Items from a figure collection
★ ★ ★ ★
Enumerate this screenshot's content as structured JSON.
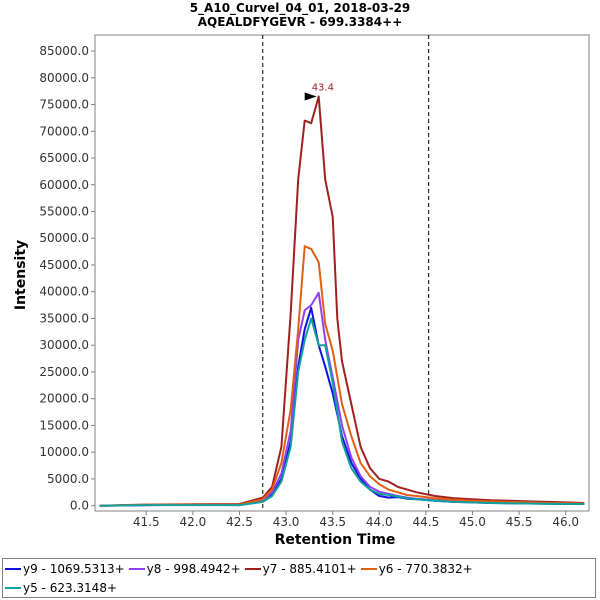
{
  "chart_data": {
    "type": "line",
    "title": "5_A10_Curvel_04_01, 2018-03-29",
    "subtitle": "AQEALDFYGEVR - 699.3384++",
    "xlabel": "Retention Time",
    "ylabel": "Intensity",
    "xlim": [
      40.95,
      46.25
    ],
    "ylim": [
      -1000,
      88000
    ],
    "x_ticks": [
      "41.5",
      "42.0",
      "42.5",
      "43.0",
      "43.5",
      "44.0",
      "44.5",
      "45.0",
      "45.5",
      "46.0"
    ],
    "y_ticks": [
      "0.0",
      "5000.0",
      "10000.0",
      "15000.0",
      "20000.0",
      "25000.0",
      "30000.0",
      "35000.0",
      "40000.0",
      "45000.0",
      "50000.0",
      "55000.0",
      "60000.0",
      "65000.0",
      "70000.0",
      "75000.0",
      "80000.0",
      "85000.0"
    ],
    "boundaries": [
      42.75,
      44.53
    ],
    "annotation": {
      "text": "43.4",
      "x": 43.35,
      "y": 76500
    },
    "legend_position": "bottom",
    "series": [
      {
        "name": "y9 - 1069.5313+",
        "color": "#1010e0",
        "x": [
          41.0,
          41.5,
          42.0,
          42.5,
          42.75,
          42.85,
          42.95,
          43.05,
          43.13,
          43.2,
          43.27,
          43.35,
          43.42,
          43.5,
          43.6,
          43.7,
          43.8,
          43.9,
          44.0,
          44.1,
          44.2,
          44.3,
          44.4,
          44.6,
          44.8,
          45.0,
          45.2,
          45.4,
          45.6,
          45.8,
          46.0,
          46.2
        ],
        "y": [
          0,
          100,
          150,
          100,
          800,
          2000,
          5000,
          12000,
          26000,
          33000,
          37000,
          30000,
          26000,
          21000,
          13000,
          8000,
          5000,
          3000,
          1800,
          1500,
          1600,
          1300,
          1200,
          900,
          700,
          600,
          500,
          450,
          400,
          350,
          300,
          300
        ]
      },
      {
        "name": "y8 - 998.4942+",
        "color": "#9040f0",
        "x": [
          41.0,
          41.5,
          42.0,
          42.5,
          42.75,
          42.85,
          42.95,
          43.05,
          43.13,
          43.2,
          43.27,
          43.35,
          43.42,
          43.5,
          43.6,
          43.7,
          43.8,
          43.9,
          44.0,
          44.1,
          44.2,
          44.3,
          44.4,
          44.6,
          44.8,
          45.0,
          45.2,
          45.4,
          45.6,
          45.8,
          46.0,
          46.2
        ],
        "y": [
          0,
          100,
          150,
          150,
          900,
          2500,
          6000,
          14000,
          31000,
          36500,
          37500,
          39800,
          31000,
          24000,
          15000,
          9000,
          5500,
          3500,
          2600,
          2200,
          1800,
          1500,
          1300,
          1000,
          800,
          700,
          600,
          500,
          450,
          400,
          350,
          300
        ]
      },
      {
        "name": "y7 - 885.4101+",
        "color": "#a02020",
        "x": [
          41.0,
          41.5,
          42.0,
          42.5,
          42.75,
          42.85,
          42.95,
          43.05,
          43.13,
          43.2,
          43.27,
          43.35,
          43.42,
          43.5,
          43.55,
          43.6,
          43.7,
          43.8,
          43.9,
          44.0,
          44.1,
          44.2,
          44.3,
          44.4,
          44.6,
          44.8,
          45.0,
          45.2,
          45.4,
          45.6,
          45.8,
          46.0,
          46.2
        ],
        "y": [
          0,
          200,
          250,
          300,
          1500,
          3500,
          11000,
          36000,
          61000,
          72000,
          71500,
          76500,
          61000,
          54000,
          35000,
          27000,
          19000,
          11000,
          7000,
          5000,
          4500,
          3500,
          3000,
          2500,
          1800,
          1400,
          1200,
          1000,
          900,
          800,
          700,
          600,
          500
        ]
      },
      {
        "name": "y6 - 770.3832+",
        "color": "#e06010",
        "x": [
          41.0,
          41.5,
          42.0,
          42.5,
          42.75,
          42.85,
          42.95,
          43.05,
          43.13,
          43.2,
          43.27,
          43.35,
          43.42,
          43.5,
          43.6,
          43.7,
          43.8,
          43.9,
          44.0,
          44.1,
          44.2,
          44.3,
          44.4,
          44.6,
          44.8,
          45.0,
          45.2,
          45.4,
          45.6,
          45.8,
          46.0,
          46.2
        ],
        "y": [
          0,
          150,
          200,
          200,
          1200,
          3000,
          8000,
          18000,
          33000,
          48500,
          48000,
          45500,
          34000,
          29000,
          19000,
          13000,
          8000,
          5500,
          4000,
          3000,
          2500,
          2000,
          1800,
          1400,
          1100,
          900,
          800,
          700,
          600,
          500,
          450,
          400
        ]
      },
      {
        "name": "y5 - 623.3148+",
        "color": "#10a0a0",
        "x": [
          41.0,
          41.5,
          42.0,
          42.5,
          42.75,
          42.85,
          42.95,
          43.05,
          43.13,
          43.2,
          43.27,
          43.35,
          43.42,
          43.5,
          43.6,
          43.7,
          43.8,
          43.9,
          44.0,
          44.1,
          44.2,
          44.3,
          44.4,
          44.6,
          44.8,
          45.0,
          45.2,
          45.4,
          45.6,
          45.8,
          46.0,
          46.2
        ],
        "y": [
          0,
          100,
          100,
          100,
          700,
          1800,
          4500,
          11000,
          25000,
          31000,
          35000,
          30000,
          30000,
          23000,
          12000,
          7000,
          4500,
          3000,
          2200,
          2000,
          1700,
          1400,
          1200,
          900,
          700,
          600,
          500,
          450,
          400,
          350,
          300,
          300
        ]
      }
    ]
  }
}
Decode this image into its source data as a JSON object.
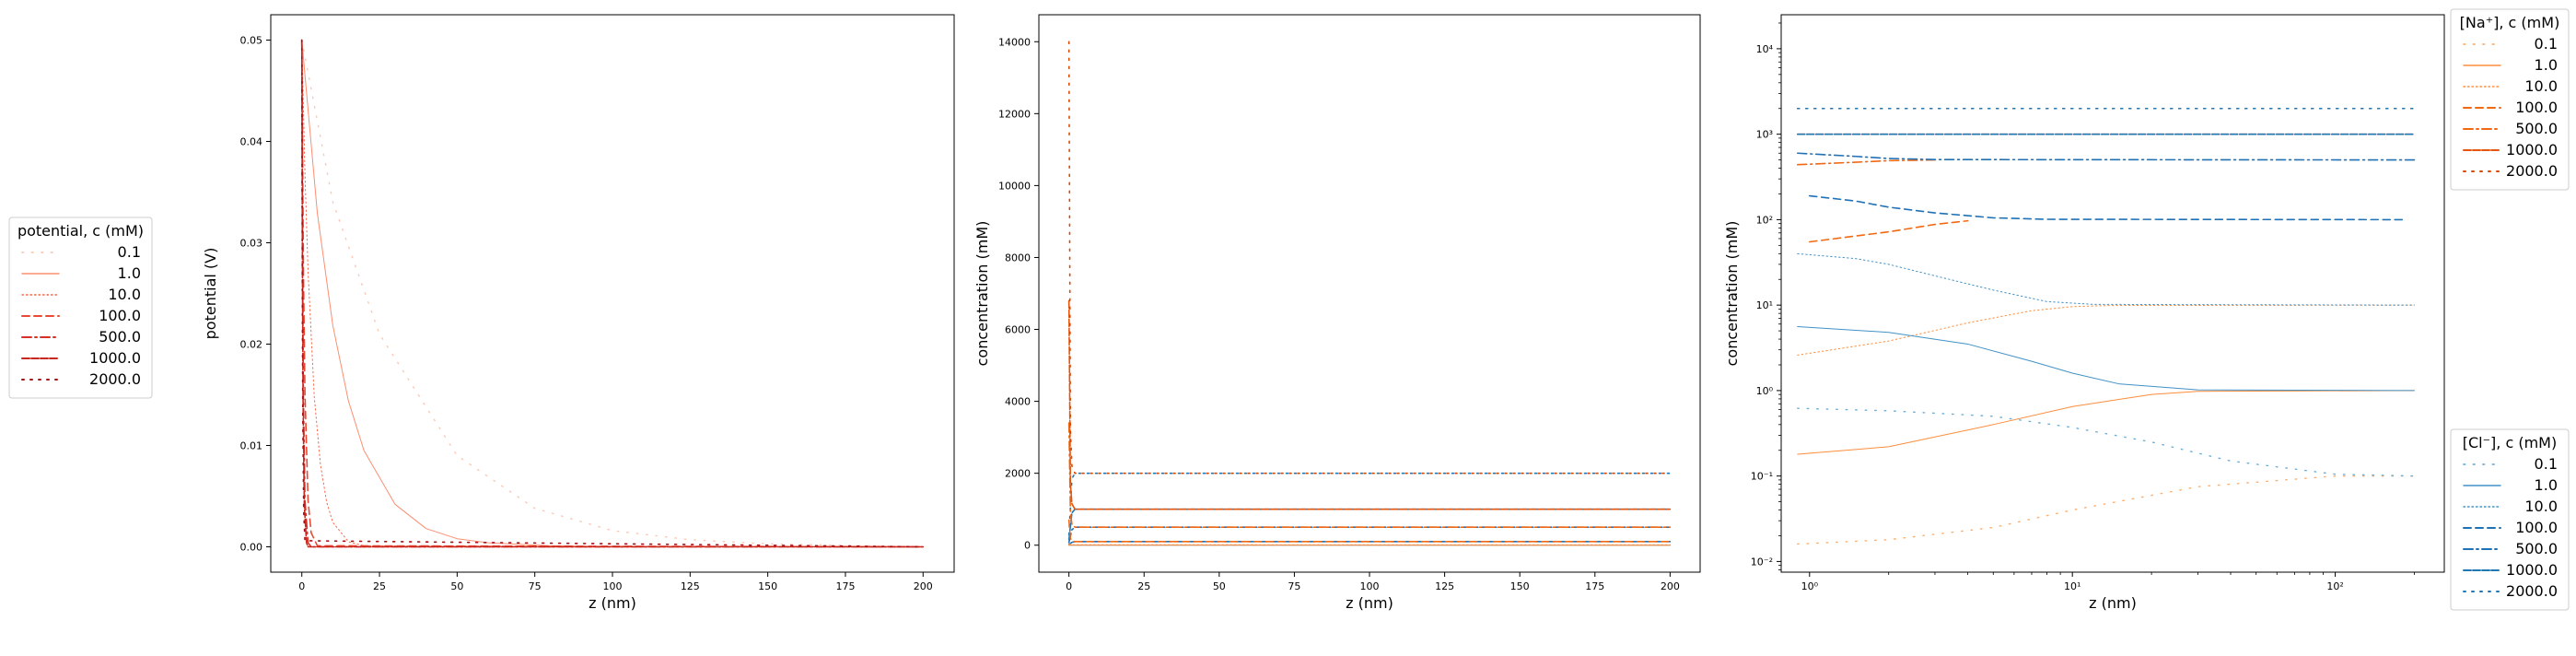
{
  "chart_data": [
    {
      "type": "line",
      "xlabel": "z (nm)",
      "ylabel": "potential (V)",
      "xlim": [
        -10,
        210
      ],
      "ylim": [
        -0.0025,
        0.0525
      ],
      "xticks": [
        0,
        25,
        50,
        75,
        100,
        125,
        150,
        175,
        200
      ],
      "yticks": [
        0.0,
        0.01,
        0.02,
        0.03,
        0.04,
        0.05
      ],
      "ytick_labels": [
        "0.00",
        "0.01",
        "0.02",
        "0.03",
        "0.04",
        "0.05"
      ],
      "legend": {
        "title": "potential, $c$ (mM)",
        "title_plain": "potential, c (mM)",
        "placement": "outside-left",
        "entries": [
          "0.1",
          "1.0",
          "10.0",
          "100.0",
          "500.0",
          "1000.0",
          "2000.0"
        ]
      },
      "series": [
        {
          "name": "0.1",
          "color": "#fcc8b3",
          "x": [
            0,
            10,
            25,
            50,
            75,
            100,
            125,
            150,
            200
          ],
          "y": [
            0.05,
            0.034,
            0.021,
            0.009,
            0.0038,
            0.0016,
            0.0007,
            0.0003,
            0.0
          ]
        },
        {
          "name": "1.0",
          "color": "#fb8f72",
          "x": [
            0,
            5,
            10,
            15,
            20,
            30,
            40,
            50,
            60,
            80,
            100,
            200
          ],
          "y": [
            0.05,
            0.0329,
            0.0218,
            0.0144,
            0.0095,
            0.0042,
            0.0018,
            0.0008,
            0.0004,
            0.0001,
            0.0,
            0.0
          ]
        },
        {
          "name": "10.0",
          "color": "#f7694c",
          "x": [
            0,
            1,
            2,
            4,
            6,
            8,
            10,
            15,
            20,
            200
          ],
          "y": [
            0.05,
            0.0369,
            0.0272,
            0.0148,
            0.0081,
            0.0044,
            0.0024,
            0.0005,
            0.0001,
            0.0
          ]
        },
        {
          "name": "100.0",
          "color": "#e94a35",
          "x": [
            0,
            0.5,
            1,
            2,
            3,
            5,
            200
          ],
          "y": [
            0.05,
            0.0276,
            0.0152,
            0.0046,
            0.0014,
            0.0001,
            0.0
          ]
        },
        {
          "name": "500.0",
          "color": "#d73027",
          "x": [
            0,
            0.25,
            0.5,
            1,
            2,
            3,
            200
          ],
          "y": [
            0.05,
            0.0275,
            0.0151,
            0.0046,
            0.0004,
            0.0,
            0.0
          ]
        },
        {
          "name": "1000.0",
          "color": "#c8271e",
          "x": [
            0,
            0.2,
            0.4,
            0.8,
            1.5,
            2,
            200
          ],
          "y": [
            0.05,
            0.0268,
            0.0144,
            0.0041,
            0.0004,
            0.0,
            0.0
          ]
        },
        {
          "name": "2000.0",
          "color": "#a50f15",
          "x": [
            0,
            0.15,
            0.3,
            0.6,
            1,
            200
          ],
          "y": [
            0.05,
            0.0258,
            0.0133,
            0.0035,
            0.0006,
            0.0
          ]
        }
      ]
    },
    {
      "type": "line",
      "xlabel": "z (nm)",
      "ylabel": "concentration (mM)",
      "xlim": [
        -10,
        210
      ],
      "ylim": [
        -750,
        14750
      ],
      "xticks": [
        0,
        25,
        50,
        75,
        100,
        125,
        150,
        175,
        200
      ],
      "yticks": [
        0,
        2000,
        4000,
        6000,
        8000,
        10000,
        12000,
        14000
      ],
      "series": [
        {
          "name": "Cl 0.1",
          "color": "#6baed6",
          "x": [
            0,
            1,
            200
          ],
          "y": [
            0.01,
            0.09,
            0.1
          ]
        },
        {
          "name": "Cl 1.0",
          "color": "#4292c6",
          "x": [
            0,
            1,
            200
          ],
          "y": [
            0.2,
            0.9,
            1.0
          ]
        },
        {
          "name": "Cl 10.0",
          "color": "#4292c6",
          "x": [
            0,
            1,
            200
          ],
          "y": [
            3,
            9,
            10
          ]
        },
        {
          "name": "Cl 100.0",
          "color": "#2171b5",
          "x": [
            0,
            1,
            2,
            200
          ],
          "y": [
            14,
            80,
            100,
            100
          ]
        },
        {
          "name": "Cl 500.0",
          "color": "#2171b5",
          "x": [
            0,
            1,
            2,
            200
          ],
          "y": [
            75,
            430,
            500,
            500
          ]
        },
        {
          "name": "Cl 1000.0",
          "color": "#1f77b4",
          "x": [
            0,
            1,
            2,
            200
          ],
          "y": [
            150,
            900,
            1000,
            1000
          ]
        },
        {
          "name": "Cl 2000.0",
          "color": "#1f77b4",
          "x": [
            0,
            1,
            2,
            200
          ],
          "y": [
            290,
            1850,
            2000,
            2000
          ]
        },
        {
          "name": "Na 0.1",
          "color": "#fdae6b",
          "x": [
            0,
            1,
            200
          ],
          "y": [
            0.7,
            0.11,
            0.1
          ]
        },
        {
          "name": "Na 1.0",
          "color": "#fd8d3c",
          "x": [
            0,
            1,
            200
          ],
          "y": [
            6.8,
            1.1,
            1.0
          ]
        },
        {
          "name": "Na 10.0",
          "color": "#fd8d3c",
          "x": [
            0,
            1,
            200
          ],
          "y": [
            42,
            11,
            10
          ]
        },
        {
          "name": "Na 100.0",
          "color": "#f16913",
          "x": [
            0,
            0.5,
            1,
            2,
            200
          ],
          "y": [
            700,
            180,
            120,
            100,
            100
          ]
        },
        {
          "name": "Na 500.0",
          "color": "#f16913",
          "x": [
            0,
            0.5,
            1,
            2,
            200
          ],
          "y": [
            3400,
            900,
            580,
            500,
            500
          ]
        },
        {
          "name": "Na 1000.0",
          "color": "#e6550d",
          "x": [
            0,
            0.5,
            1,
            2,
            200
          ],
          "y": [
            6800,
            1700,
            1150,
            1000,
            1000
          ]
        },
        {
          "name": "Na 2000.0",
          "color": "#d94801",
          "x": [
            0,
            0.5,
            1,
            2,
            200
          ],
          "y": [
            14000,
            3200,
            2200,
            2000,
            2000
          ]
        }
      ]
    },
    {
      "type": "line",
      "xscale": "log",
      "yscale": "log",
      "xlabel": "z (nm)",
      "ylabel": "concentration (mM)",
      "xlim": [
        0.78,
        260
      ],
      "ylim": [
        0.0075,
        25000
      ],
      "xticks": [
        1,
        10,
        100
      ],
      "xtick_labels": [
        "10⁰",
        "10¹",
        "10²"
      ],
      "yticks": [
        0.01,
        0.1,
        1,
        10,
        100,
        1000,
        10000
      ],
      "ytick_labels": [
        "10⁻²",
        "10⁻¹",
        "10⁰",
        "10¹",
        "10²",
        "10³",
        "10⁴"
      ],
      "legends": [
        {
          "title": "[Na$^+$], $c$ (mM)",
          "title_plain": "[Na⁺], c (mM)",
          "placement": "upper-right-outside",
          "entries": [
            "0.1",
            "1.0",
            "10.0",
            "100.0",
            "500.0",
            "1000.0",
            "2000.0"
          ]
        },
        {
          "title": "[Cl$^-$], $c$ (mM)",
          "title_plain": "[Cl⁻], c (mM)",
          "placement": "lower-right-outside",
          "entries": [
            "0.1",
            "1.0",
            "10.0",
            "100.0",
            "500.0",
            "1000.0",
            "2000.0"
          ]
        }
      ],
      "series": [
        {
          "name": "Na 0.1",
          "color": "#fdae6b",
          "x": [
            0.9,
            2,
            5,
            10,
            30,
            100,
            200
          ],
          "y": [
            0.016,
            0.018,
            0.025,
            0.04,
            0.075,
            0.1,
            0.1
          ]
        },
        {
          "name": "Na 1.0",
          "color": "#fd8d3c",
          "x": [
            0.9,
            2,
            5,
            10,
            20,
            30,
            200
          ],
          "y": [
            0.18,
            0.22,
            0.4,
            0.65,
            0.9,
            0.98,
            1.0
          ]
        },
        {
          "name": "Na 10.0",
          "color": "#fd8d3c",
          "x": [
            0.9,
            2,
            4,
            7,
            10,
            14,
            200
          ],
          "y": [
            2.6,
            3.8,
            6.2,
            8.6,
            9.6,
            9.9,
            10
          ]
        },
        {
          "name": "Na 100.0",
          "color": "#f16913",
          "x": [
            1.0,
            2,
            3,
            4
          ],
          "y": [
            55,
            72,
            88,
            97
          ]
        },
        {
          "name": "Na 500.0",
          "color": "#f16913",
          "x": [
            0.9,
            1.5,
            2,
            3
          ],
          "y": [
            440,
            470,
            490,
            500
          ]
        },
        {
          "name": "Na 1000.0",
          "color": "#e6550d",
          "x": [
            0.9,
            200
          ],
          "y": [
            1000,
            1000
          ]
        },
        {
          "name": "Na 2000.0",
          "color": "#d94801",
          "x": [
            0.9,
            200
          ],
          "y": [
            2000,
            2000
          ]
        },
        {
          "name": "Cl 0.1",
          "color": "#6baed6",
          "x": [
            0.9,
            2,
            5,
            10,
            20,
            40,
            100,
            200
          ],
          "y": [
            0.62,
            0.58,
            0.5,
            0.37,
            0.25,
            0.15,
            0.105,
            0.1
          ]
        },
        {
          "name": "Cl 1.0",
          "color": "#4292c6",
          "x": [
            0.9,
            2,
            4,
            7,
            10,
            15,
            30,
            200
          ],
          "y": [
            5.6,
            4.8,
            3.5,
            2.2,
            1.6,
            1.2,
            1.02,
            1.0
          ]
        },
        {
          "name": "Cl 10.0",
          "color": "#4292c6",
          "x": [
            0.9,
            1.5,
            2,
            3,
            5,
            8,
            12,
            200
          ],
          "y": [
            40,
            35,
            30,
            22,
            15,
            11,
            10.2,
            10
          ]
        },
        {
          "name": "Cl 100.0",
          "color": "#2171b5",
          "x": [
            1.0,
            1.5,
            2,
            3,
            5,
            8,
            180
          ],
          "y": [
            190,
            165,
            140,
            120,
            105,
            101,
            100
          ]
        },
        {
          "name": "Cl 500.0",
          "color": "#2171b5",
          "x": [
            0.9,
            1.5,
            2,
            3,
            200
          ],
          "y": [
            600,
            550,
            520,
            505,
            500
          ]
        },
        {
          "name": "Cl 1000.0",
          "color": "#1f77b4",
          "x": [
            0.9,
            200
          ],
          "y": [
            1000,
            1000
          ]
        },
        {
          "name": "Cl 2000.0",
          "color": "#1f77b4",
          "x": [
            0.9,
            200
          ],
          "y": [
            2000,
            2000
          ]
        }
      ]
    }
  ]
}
★ ★ ★ ★
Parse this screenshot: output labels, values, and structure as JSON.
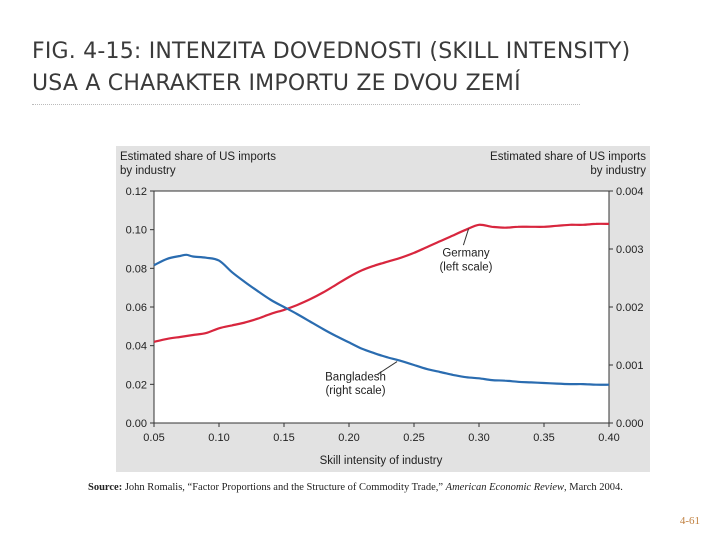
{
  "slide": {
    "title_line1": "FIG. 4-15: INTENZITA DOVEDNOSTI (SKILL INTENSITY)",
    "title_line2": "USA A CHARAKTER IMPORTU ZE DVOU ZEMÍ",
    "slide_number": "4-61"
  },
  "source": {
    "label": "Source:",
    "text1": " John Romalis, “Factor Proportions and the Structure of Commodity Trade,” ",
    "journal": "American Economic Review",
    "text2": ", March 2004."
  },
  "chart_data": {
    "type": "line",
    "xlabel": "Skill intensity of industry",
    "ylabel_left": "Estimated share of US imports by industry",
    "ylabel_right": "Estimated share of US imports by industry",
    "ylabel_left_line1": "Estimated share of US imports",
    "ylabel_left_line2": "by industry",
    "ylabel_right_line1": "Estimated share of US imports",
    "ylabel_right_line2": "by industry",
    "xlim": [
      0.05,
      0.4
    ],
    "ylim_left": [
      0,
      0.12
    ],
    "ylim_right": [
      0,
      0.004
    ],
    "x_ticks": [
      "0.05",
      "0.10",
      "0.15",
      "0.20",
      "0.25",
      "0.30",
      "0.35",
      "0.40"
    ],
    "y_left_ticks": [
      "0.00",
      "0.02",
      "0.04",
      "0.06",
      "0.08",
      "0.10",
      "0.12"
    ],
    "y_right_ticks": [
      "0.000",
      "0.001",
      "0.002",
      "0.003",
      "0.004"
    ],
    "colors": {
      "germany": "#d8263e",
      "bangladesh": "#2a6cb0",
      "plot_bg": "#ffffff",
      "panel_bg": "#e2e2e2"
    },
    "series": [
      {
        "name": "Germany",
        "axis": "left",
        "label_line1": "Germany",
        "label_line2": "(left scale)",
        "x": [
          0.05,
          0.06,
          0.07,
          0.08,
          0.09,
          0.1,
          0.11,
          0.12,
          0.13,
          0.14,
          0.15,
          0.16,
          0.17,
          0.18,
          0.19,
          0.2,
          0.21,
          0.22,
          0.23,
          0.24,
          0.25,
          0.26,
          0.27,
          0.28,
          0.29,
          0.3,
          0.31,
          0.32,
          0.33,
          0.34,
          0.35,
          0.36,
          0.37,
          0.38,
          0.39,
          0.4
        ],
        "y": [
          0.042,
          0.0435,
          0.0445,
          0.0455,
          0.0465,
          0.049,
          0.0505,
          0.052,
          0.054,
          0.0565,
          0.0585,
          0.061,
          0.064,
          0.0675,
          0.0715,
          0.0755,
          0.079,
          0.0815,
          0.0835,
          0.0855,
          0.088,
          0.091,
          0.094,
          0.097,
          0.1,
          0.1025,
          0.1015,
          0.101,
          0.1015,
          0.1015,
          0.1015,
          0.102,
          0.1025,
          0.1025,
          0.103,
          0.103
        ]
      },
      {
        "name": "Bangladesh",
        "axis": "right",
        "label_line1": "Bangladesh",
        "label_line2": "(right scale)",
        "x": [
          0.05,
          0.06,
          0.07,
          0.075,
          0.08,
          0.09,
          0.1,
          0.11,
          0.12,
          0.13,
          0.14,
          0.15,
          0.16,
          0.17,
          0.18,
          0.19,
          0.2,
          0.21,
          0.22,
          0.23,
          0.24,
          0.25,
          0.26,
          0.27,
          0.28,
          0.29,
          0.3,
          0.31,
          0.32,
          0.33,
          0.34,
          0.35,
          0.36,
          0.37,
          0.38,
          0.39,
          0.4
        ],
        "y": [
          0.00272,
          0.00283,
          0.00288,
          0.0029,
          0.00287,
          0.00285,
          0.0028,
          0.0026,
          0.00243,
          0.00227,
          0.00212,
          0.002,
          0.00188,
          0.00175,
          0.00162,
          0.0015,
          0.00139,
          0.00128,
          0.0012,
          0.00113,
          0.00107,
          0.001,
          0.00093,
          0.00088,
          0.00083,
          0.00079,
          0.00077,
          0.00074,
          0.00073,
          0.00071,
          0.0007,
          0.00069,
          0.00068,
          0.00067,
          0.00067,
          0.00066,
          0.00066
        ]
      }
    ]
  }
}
★ ★ ★ ★
### STATED PROBLEM
Return all lines of the material above in which the word "placement" occurs.

### ANSWER FOR THIS EXERCISE
        "placement": "outside-left",
          "placement": "upper-right-outside",
          "placement": "lower-right-outside",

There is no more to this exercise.